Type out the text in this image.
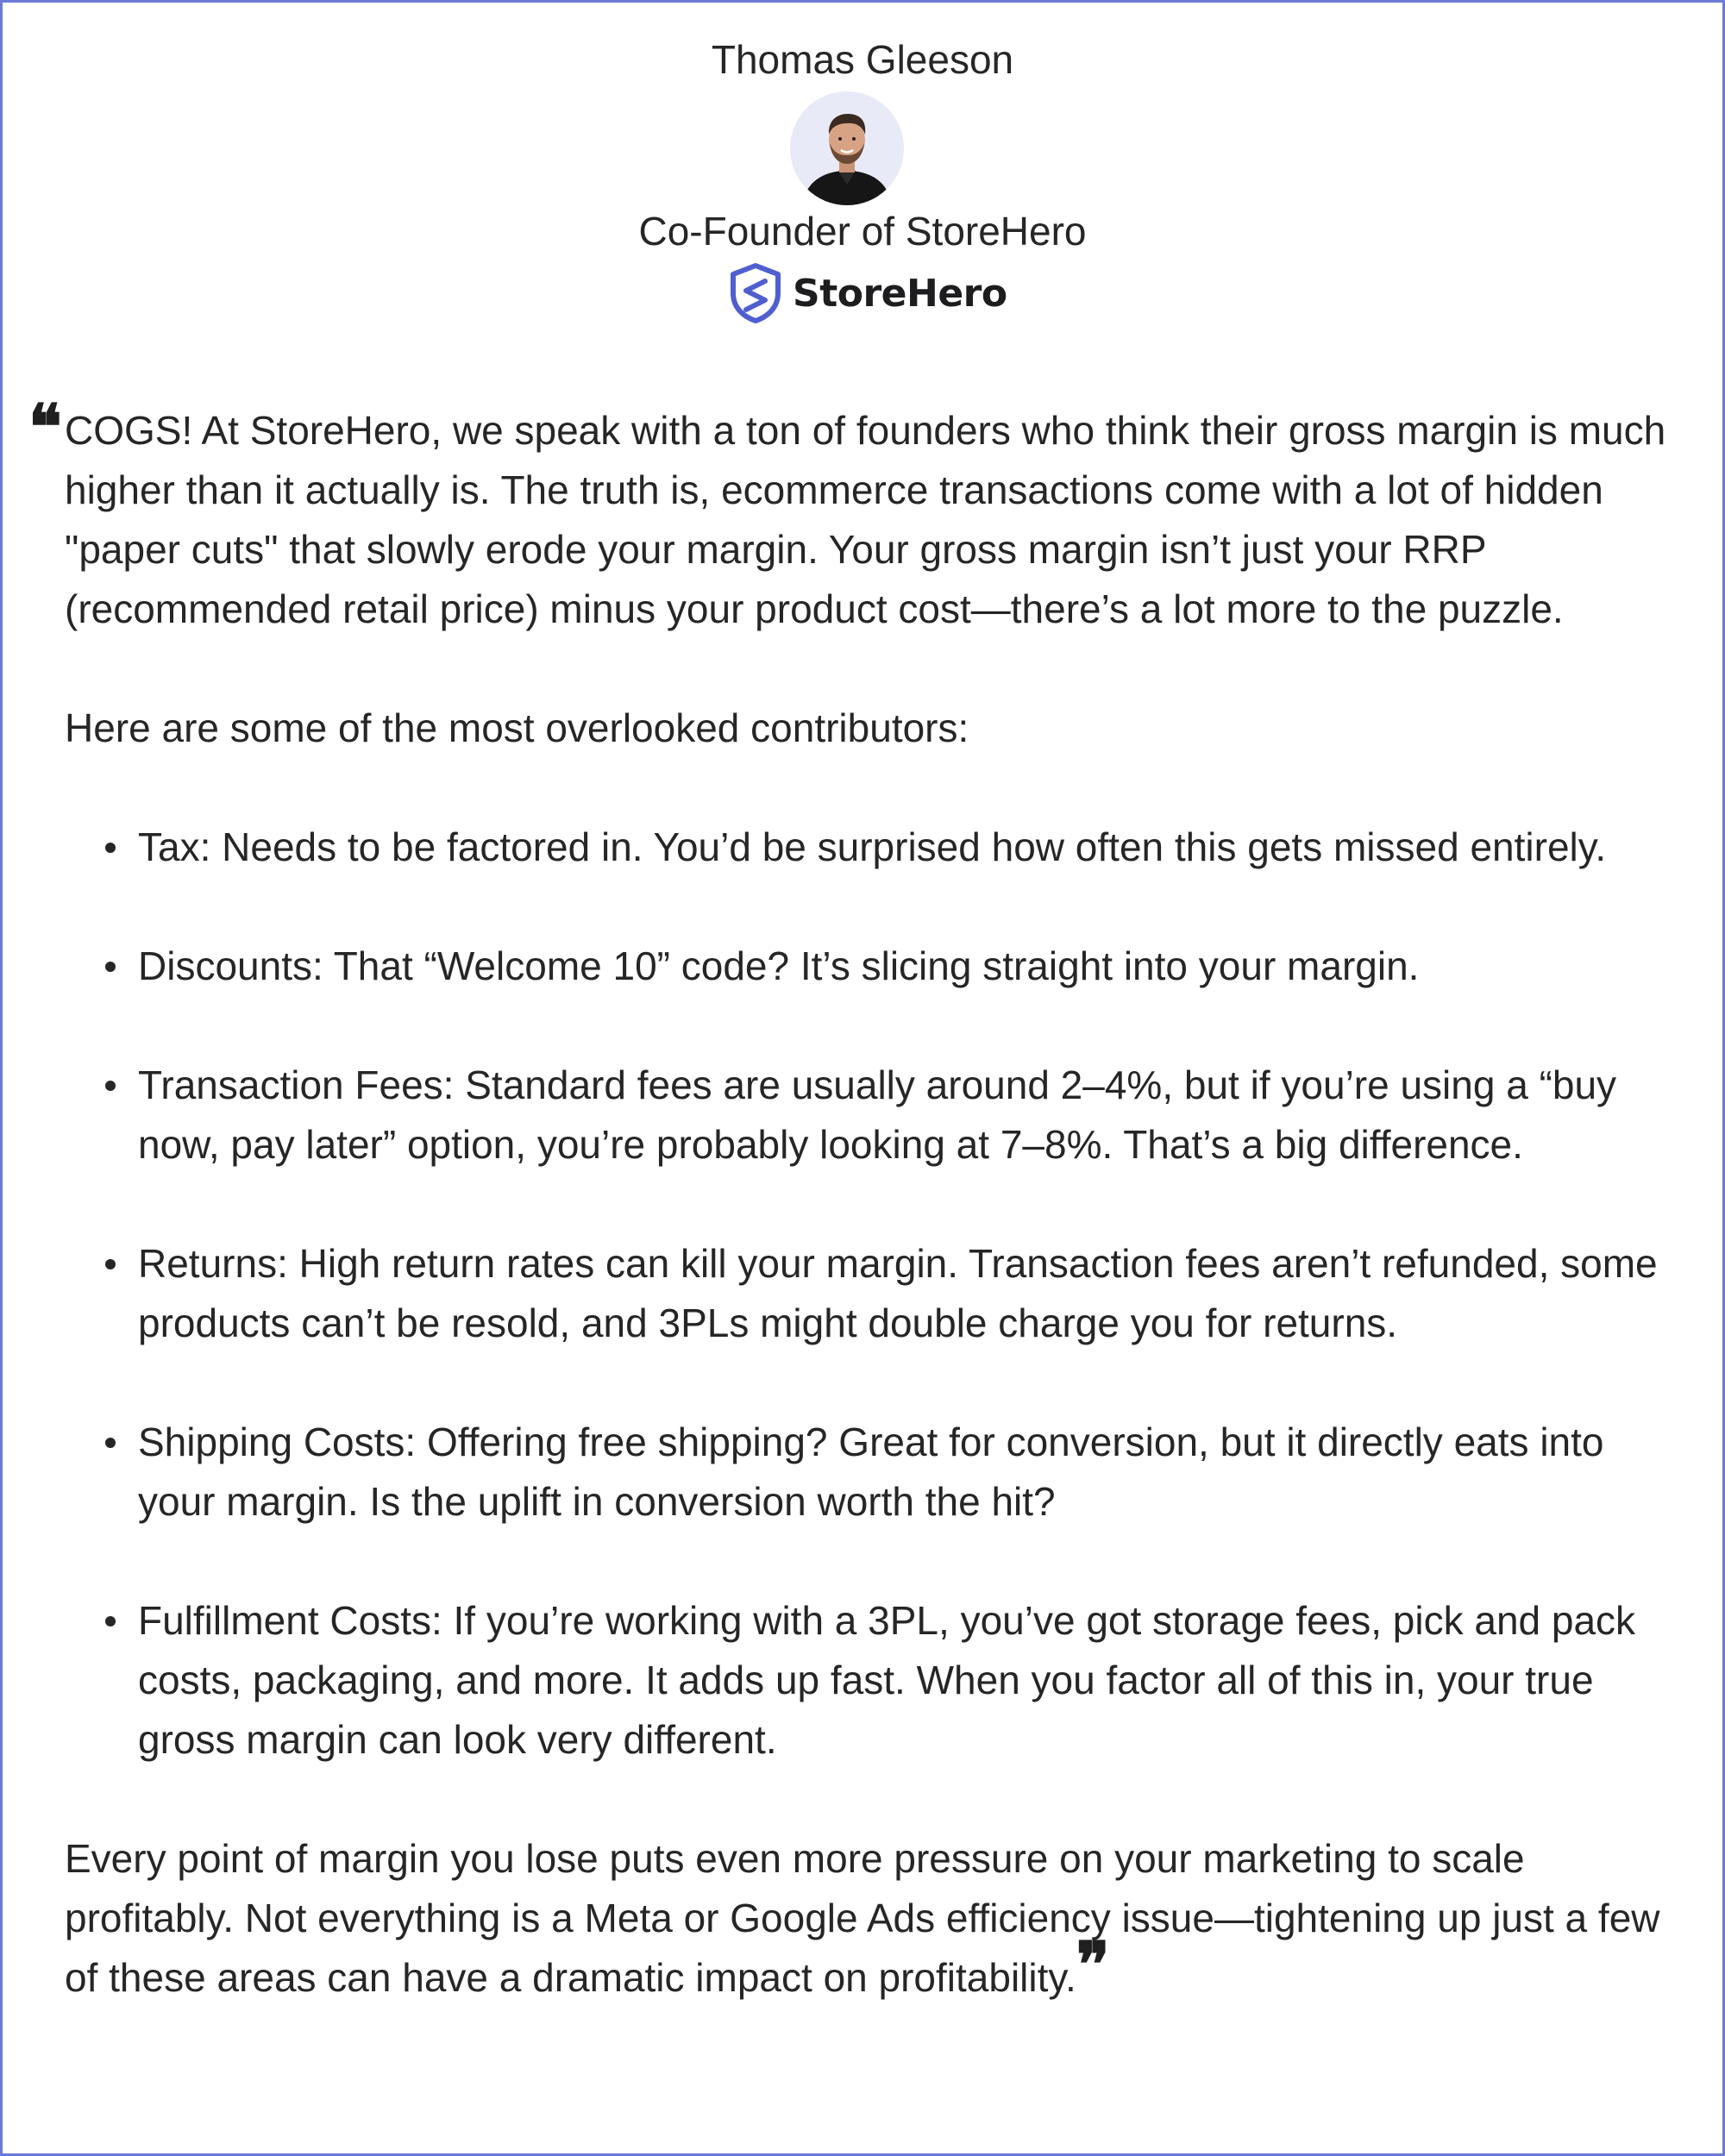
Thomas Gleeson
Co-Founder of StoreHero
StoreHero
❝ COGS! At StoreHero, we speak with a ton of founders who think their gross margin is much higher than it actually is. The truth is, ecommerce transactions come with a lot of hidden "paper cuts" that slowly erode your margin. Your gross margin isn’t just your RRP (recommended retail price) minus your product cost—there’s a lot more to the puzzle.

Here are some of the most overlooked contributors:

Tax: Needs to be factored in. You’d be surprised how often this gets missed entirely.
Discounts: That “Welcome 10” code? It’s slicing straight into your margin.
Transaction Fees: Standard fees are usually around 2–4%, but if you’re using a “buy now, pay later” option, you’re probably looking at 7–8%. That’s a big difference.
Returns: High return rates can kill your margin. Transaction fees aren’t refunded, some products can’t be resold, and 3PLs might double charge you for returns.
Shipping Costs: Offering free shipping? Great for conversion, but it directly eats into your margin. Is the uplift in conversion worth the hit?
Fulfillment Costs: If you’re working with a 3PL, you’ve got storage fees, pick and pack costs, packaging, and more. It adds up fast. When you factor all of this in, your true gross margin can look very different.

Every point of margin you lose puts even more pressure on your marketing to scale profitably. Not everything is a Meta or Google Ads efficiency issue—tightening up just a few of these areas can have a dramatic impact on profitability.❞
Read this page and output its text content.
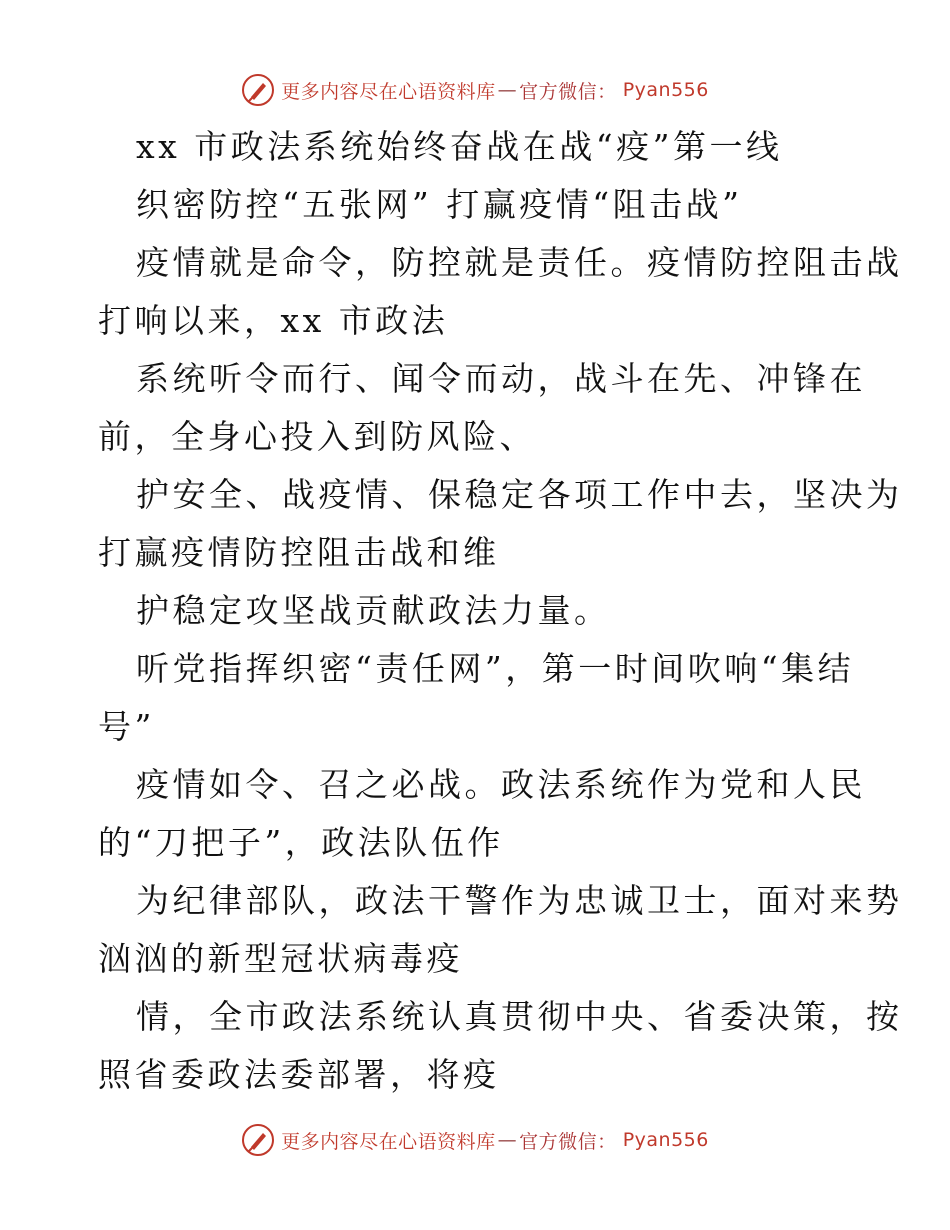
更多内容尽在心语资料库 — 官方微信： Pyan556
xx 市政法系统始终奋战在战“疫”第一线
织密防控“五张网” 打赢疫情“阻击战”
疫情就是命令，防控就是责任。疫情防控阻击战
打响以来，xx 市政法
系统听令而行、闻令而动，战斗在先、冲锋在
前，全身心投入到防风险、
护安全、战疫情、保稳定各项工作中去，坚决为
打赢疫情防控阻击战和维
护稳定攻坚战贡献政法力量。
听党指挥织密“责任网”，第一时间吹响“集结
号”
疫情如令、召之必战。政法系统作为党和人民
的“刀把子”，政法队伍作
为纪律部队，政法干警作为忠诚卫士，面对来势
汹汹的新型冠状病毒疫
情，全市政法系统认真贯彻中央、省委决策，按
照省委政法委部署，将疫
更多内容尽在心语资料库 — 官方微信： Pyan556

* Objective: Exactly reproduce the entries above, minus the pictures.

* Exercise output:
Type out the text in this image.
Thomas Gleeson
Co-Founder of StoreHero
StoreHero
❝ COGS! At StoreHero, we speak with a ton of founders who think their gross margin is much higher than it actually is. The truth is, ecommerce transactions come with a lot of hidden "paper cuts" that slowly erode your margin. Your gross margin isn’t just your RRP (recommended retail price) minus your product cost—there’s a lot more to the puzzle.

Here are some of the most overlooked contributors:

Tax: Needs to be factored in. You’d be surprised how often this gets missed entirely.
Discounts: That “Welcome 10” code? It’s slicing straight into your margin.
Transaction Fees: Standard fees are usually around 2–4%, but if you’re using a “buy now, pay later” option, you’re probably looking at 7–8%. That’s a big difference.
Returns: High return rates can kill your margin. Transaction fees aren’t refunded, some products can’t be resold, and 3PLs might double charge you for returns.
Shipping Costs: Offering free shipping? Great for conversion, but it directly eats into your margin. Is the uplift in conversion worth the hit?
Fulfillment Costs: If you’re working with a 3PL, you’ve got storage fees, pick and pack costs, packaging, and more. It adds up fast. When you factor all of this in, your true gross margin can look very different.

Every point of margin you lose puts even more pressure on your marketing to scale profitably. Not everything is a Meta or Google Ads efficiency issue—tightening up just a few of these areas can have a dramatic impact on profitability.❞
Read this page and output its text content.
更多内容尽在心语资料库 — 官方微信： Pyan556
xx 市政法系统始终奋战在战“疫”第一线
织密防控“五张网” 打赢疫情“阻击战”
疫情就是命令，防控就是责任。疫情防控阻击战
打响以来，xx 市政法
系统听令而行、闻令而动，战斗在先、冲锋在
前，全身心投入到防风险、
护安全、战疫情、保稳定各项工作中去，坚决为
打赢疫情防控阻击战和维
护稳定攻坚战贡献政法力量。
听党指挥织密“责任网”，第一时间吹响“集结
号”
疫情如令、召之必战。政法系统作为党和人民
的“刀把子”，政法队伍作
为纪律部队，政法干警作为忠诚卫士，面对来势
汹汹的新型冠状病毒疫
情，全市政法系统认真贯彻中央、省委决策，按
照省委政法委部署，将疫
更多内容尽在心语资料库 — 官方微信： Pyan556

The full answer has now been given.